TAREFA ATRIBUÍDA 1:
No texto sobre a Universidade Estadual, com que expressão o apresentador descreveu o projeto durante a solenidade?
TAREFA ATRIBUÍDA 2:
Dê continuidade ao texto sobre a Universidade Estadual, a partir de sua última frase.

TRECHO SELECIONADO:

════════════════════

É neste ambiente caracterizado por vários argumentos que o Governo Estadual acaba de lançar o seu projeto. Quem esteve atento às falas durante a solenidade de apresentação percebeu duas visões distintas: a oficial, mostrando que será estruturado uma plataforma na qual os interessados poderão ter acesso a cursos de diferentes instituições capixabas com a novidade de acrescentar ofertas de instituições de outras localidades. O apresentador teve o cuidado de informar que se tratava de um “sistema de universidades”, fala sútil que parece ter passado despercebida pela maioria dos presentes, mas deixa claro de que não se trata de uma nova instituição.
De outro lado, as intervenções que seguiram se esforçaram em elogiar e agradecer a iniciativa de Governo que acabava de atender um sonho antigo e agora brindava os capixabas “tornando realidade a Universidade Estadual”.
Concretamente, não foi apresentada uma nova instituição com seus objetivos estratégicos, projeto pedagógico, qualificação de dirigentes, pré-requisitos para corpo docente, especialidades focalizadas, linhas de comprometimento com a realidade local, etc., o que parece confirmar a ideia percebida de que se trata apenas de um grande portal para a “venda” de cursos produzidos alhures e sem nenhum comprometimento com o desenvolvimento e a realidade local.
Deixando de lado o que estamos assistindo, a pergunta que se impõe é: por que o ES precisa de uma Universidade Estadual?
Talvez fosse pela busca de resposta a esta pergunta que o debate deveria ter começado. Não se sabe se houve este debate, mas é fácil compreender que uma análise apenas quantitativista das vagas ofertadas, conclua-se de que não é necessária uma Universidade Estadual, logo não seria bom nem puxar o debate por aí, até porque a decisão política de fazer já estava tomada, dada a avaliação de que tem eleitores interessados neste projeto e muitos votos a serem capturados.
No entanto, entre outras conversas ouve-se que o debate é necessário. Aí estão os que entendem que os Governos Estaduais precisam investir na formação das futuras elites dirigentes e pesquisadores. Um projeto que não envolve rios de dinheiro, mas de decisivo sentido estratégico para o futuro de uma sociedade. Implantar o ensino superior é mais que reproduzir em portais o conhecimento existente nos manuais das diversas carreiras profissionais. É mais que disseminar mais do mesmo até porque, como disse certo interlocutor qualificado, a escolha do “mesmo” a ser multiplicado pode não ser o que existe de melhor, como parece ser o caso desse projeto.

════════════════════

TRECHOS DA LISTAGEM:

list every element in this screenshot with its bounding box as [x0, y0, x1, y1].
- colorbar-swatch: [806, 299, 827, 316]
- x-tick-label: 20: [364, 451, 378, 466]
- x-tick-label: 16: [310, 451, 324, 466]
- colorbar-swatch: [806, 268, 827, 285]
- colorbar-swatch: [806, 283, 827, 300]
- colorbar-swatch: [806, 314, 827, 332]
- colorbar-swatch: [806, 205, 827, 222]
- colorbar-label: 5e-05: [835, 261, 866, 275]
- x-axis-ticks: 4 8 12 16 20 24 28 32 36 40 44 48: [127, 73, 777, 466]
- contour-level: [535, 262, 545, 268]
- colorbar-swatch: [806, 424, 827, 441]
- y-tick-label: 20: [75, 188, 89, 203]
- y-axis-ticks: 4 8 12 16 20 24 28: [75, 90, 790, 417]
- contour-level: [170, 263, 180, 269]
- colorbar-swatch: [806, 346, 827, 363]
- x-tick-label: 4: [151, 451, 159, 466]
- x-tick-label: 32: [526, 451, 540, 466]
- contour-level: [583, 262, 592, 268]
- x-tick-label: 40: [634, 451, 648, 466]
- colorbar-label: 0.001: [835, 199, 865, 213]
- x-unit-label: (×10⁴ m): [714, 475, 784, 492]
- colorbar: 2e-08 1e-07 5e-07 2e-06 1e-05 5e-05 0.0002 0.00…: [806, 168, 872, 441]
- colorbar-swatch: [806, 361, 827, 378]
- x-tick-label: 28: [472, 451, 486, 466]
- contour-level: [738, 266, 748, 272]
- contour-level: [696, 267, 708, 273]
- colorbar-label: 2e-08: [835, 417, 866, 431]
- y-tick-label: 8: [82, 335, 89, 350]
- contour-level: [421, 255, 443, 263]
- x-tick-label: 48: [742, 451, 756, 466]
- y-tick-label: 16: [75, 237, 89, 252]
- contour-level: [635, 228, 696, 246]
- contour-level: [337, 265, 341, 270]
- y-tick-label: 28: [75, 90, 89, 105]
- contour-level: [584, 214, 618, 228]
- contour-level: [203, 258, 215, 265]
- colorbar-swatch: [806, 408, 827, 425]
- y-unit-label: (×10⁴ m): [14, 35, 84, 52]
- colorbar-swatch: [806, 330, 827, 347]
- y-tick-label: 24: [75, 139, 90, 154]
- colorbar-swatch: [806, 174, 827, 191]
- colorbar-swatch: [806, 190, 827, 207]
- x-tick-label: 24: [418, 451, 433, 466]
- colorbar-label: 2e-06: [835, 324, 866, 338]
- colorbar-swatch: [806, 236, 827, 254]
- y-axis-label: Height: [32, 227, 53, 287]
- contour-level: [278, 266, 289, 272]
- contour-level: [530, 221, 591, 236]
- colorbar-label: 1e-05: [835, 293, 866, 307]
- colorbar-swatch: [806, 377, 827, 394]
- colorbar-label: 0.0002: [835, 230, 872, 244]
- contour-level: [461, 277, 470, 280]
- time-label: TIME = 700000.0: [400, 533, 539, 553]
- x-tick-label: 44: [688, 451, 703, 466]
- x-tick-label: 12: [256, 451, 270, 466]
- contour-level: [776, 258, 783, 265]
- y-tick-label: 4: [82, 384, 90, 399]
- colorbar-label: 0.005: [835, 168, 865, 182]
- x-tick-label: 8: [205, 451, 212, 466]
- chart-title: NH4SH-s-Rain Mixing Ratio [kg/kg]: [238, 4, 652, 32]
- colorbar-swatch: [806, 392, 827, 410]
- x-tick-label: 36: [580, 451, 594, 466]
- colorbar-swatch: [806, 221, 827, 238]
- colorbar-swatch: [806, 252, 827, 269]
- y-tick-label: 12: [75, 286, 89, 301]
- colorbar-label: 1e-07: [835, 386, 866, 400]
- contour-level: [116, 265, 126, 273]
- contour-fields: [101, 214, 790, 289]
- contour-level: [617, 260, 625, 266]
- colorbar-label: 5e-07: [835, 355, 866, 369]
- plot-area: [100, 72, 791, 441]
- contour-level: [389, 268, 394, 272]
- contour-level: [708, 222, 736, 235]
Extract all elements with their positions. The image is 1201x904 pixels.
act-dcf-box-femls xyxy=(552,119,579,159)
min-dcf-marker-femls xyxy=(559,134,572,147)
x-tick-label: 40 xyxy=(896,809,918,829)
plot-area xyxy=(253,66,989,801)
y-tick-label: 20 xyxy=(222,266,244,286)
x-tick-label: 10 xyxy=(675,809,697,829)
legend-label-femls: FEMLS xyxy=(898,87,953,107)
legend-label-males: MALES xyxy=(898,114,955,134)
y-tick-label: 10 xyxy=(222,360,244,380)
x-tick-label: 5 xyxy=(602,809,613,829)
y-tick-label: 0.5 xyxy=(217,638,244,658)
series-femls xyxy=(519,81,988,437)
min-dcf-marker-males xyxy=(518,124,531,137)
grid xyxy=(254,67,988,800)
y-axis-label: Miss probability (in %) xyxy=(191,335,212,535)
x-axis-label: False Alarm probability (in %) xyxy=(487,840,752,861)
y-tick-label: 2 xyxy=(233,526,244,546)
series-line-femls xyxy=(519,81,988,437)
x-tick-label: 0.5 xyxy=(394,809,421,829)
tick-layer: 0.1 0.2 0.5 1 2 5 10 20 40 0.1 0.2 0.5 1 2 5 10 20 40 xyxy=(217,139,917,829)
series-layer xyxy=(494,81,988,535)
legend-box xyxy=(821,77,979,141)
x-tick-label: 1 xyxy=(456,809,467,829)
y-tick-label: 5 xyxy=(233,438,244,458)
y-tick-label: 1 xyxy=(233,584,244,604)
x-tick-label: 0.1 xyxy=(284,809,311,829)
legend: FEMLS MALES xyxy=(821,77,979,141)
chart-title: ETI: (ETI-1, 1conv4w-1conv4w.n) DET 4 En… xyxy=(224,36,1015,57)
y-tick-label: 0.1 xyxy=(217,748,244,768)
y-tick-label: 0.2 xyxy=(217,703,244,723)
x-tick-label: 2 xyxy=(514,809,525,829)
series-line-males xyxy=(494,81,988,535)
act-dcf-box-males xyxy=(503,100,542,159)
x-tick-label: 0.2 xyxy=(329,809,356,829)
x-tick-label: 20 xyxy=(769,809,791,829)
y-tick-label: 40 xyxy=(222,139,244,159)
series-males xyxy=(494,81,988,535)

════════════════════

SUA RESPOSTA 1:
Ele o descreveu como um “sistema de universidades”.

SUA RESPOSTA 2:
De fato, para esse grupo de opinadores, ensino superior deve significar a constituição de massa pensante, significa organizar um conjunto de pessoas altamente qualificadas para pensar transformações no ambiente ao seu redor, facilitando a geração e a disseminação do progresso técnico, impulsionando o desenvolvimento intelectual e o avanço do processo civilizatório de sorte que o bem-estar das gerações futuras seja cada vez mais saudável e prazeroso. Isso pode ser realizado. Isso não consome montanhas de dinheiro. Talvez não deva ser Universidade no sentindo geralmente lembrado, mas uma instituição com cultura organizacional própria de um projeto estratégico para determinada região, com cientistas que pesquisarão a realidade local e com ela se comprometerão. Algo que mereça o título de instituição de ensino e pesquisa com recursos e cabeças voltadas para a formação de cientistas e dirigentes qualificados além de comprometidos com as pessoas em seu território.
O resto pode ser “tiro no pé” que será disparado assim que a sociedade e a juventude descobrir exatamente o que temos por trás das notícias.
Foto: reprodução internet ( Flickr/Bilal Kamoon)
*Economista e Professor Universitário.